_Data for the task_

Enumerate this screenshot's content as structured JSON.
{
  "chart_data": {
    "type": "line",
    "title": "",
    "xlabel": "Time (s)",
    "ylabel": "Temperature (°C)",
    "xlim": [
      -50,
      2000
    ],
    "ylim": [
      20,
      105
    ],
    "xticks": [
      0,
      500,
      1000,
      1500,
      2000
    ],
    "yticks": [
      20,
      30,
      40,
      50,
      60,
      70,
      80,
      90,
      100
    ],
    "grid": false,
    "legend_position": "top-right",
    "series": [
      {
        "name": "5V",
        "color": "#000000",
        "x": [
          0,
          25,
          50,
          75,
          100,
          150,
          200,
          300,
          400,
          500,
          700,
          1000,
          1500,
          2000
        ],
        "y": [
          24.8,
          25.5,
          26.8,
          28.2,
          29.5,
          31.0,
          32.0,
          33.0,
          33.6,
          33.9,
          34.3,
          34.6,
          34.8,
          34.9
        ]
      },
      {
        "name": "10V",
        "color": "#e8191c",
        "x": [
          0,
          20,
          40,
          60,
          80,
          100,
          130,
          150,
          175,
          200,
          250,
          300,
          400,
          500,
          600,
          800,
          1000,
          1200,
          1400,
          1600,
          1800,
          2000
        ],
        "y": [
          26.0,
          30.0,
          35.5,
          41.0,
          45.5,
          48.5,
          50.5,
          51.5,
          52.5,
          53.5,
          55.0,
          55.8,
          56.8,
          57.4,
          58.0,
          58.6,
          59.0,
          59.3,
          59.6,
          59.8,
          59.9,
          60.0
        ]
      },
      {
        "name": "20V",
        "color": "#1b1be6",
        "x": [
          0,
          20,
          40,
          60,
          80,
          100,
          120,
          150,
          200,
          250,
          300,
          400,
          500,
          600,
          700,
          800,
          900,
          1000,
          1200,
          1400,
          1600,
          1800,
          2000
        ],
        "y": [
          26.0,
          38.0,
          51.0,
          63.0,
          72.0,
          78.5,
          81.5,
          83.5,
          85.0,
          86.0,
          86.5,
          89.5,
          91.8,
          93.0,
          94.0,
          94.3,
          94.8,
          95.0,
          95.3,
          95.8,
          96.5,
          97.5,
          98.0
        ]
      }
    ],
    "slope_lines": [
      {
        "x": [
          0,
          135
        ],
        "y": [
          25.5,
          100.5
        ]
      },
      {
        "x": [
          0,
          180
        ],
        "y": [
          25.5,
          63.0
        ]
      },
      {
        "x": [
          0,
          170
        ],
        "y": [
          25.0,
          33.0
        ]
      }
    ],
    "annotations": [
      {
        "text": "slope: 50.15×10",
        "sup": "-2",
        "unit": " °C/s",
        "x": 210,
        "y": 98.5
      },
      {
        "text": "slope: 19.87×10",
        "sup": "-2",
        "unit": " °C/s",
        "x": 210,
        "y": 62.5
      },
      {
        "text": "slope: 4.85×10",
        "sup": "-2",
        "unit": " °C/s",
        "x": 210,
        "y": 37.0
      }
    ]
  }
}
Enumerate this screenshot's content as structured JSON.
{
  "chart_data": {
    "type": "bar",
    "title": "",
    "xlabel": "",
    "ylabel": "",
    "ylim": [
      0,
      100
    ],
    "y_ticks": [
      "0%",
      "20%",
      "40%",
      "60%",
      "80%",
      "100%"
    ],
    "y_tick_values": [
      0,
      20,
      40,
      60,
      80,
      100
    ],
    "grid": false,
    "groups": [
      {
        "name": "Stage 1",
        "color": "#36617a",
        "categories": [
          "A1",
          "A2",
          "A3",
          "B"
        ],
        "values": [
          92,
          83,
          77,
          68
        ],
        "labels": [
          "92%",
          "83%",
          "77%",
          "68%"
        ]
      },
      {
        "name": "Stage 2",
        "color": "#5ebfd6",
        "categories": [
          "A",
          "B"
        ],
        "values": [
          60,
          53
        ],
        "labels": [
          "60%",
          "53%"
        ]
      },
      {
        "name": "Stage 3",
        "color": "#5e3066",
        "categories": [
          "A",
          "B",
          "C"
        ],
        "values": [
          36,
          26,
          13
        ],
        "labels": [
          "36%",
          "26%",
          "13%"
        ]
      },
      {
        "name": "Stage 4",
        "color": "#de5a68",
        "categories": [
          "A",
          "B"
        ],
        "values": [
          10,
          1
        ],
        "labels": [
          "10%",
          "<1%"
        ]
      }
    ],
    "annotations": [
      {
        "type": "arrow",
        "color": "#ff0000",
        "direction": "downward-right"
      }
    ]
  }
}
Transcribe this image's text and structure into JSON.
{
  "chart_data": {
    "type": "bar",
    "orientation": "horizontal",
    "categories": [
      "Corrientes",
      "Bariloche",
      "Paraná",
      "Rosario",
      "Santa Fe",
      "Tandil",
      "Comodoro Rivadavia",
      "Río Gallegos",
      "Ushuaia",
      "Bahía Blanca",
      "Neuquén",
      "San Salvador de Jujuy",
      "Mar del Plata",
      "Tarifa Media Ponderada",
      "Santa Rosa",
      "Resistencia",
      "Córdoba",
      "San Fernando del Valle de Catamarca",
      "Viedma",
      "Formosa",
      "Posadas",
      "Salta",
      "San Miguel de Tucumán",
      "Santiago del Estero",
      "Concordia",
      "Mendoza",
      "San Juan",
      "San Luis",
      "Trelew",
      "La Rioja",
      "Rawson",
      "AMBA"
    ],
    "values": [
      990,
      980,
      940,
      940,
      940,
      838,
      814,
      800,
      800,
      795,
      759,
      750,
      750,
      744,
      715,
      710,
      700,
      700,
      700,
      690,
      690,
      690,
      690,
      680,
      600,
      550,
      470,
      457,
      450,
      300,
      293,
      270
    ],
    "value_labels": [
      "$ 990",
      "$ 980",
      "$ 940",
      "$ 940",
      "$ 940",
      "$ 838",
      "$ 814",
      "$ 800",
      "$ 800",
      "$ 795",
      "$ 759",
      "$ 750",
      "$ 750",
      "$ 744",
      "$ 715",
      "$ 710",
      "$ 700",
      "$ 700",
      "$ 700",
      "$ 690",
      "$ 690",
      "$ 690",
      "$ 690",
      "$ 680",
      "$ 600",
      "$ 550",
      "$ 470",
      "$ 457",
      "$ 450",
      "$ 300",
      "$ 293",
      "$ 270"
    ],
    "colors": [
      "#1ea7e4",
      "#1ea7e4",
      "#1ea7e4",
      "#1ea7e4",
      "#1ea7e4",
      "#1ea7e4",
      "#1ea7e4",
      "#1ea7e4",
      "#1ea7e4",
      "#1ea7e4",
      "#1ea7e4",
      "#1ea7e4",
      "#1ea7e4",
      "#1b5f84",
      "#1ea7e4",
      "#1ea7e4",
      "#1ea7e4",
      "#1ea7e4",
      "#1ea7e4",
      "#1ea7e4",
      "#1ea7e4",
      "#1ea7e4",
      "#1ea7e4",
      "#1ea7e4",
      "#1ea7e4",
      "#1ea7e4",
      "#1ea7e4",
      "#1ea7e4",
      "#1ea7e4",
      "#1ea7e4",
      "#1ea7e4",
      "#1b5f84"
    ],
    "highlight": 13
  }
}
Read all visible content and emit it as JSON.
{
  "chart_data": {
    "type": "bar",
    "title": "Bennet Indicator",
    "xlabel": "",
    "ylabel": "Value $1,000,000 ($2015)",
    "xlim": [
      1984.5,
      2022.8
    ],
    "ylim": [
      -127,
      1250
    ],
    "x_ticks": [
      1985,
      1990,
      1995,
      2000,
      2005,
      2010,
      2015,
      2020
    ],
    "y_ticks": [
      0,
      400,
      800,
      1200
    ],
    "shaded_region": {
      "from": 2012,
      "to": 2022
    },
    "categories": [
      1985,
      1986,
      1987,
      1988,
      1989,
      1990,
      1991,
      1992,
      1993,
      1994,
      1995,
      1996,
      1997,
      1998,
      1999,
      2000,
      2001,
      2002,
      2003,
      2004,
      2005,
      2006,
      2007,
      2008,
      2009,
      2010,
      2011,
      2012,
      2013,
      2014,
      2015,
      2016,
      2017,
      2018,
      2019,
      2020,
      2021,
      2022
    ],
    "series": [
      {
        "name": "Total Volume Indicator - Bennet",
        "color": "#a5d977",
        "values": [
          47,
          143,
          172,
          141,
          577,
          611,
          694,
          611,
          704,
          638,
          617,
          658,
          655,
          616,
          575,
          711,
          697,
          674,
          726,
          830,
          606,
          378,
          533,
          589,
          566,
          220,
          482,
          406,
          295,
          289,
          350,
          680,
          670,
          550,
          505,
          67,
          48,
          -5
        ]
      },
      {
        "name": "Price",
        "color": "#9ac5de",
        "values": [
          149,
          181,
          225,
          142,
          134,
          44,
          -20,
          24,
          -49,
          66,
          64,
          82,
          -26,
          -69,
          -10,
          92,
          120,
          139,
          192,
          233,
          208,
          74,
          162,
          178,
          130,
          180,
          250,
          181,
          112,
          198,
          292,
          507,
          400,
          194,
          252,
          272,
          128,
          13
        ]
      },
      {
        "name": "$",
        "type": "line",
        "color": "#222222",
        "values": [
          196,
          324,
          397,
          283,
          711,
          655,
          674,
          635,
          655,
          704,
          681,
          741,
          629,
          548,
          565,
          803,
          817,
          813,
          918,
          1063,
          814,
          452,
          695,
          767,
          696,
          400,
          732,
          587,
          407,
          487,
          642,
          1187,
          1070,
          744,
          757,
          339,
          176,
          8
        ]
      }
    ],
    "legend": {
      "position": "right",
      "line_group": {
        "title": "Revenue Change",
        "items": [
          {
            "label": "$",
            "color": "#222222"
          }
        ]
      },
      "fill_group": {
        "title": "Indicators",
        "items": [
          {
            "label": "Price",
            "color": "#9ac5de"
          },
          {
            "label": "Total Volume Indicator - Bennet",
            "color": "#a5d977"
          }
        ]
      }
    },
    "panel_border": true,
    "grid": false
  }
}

_Work to complete_
Determine how many lines of the records above contain the word "Bennet", and report only that number.

_Task response_
3